* MATERIAL SHOWN *

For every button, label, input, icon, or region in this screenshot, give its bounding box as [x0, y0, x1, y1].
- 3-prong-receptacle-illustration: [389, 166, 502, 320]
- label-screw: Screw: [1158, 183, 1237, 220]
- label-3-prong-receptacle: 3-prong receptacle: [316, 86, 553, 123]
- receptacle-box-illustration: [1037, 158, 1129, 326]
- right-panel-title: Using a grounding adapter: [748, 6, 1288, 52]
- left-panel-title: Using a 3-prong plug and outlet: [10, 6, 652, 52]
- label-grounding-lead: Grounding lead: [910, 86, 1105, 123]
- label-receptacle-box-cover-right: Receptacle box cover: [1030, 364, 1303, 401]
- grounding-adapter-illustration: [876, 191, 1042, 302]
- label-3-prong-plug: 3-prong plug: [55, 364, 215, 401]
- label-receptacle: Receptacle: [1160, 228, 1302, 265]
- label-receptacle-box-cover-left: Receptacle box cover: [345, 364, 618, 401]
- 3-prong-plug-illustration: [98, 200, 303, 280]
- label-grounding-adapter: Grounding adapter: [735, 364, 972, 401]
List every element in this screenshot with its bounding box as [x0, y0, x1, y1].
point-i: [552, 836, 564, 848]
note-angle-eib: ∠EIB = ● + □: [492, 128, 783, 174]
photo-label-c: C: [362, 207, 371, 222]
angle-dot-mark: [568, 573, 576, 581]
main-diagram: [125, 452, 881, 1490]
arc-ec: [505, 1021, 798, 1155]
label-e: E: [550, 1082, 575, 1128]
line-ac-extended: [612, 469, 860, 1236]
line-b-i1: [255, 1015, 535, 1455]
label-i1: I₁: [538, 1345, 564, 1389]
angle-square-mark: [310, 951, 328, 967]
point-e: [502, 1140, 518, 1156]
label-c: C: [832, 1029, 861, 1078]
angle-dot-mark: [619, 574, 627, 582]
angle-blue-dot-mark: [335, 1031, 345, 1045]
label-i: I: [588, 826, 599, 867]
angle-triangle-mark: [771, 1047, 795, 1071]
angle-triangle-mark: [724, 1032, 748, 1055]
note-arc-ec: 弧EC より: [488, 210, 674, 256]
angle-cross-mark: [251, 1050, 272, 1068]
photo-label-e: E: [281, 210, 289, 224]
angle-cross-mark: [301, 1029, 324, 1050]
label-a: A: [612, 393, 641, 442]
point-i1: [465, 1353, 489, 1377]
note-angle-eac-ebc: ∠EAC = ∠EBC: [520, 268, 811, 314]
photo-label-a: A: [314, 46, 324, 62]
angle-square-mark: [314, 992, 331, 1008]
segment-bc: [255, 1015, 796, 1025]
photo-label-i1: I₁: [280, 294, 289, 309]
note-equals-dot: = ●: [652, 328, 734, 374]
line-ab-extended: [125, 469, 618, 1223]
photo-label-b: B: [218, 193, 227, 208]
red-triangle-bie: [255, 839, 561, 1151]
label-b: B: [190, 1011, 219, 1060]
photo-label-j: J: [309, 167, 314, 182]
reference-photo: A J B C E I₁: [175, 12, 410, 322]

* EXERCISE INSTRUCTIONS *
Put every line of the records above into a numbered list, omitting any blank lines.

* ANSWER TO THE EXERCISE *
1. For every button, label, input, icon, or region in this screenshot, give its bounding box as [x0, y0, x1, y1].
2. - 3-prong-receptacle-illustration: [389, 166, 502, 320]
3. - label-screw: Screw: [1158, 183, 1237, 220]
4. - label-3-prong-receptacle: 3-prong receptacle: [316, 86, 553, 123]
5. - receptacle-box-illustration: [1037, 158, 1129, 326]
6. - right-panel-title: Using a grounding adapter: [748, 6, 1288, 52]
7. - left-panel-title: Using a 3-prong plug and outlet: [10, 6, 652, 52]
8. - label-grounding-lead: Grounding lead: [910, 86, 1105, 123]
9. - label-receptacle-box-cover-right: Receptacle box cover: [1030, 364, 1303, 401]
10. - grounding-adapter-illustration: [876, 191, 1042, 302]
11. - label-3-prong-plug: 3-prong plug: [55, 364, 215, 401]
12. - label-receptacle: Receptacle: [1160, 228, 1302, 265]
13. - label-receptacle-box-cover-left: Receptacle box cover: [345, 364, 618, 401]
14. - 3-prong-plug-illustration: [98, 200, 303, 280]
15. - label-grounding-adapter: Grounding adapter: [735, 364, 972, 401]
16. List every element in this screenshot with its bounding box as [x0, y0, x1, y1].
17. point-i: [552, 836, 564, 848]
18. note-angle-eib: ∠EIB = ● + □: [492, 128, 783, 174]
19. photo-label-c: C: [362, 207, 371, 222]
20. angle-dot-mark: [568, 573, 576, 581]
21. main-diagram: [125, 452, 881, 1490]
22. arc-ec: [505, 1021, 798, 1155]
23. label-e: E: [550, 1082, 575, 1128]
24. line-ac-extended: [612, 469, 860, 1236]
25. line-b-i1: [255, 1015, 535, 1455]
26. label-i1: I₁: [538, 1345, 564, 1389]
27. angle-square-mark: [310, 951, 328, 967]
28. point-e: [502, 1140, 518, 1156]
29. label-c: C: [832, 1029, 861, 1078]
30. angle-dot-mark: [619, 574, 627, 582]
31. angle-blue-dot-mark: [335, 1031, 345, 1045]
32. label-i: I: [588, 826, 599, 867]
33. angle-triangle-mark: [771, 1047, 795, 1071]
34. angle-triangle-mark: [724, 1032, 748, 1055]
35. note-arc-ec: 弧EC より: [488, 210, 674, 256]
36. angle-cross-mark: [251, 1050, 272, 1068]
37. photo-label-e: E: [281, 210, 289, 224]
38. angle-cross-mark: [301, 1029, 324, 1050]
39. label-a: A: [612, 393, 641, 442]
40. point-i1: [465, 1353, 489, 1377]
41. note-angle-eac-ebc: ∠EAC = ∠EBC: [520, 268, 811, 314]
42. photo-label-a: A: [314, 46, 324, 62]
43. angle-square-mark: [314, 992, 331, 1008]
44. segment-bc: [255, 1015, 796, 1025]
45. photo-label-i1: I₁: [280, 294, 289, 309]
46. note-equals-dot: = ●: [652, 328, 734, 374]
47. line-ab-extended: [125, 469, 618, 1223]
48. photo-label-b: B: [218, 193, 227, 208]
49. red-triangle-bie: [255, 839, 561, 1151]
50. label-b: B: [190, 1011, 219, 1060]
51. photo-label-j: J: [309, 167, 314, 182]
52. reference-photo: A J B C E I₁: [175, 12, 410, 322]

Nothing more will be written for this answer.